* _Required work_: Repeat every line of the listing below exactly, minus the pictures.

* _Recorded information_:

------------------------

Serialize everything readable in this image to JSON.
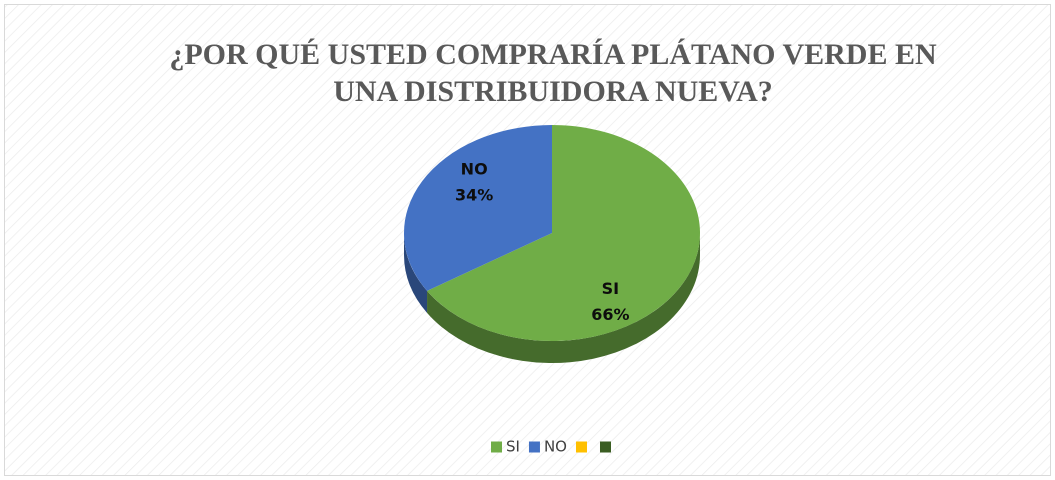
{
  "chart_data": {
    "type": "pie",
    "title": "¿POR QUÉ USTED COMPRARÍA PLÁTANO VERDE EN UNA DISTRIBUIDORA NUEVA?",
    "categories": [
      "SI",
      "NO",
      null,
      null
    ],
    "values": [
      66,
      34,
      0,
      0
    ],
    "value_labels": [
      "66%",
      "34%",
      null,
      null
    ],
    "colors": [
      "#70ad47",
      "#4472c4",
      "#ffc000",
      "#3a5d22"
    ],
    "legend": "bottom"
  }
}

------------------------

* _Task solution_:
Serialize everything readable in this image to JSON.
{
  "chart_data": {
    "type": "pie",
    "title": "¿POR QUÉ USTED COMPRARÍA PLÁTANO VERDE EN UNA DISTRIBUIDORA NUEVA?",
    "categories": [
      "SI",
      "NO",
      null,
      null
    ],
    "values": [
      66,
      34,
      0,
      0
    ],
    "value_labels": [
      "66%",
      "34%",
      null,
      null
    ],
    "colors": [
      "#70ad47",
      "#4472c4",
      "#ffc000",
      "#3a5d22"
    ],
    "legend": "bottom"
  }
}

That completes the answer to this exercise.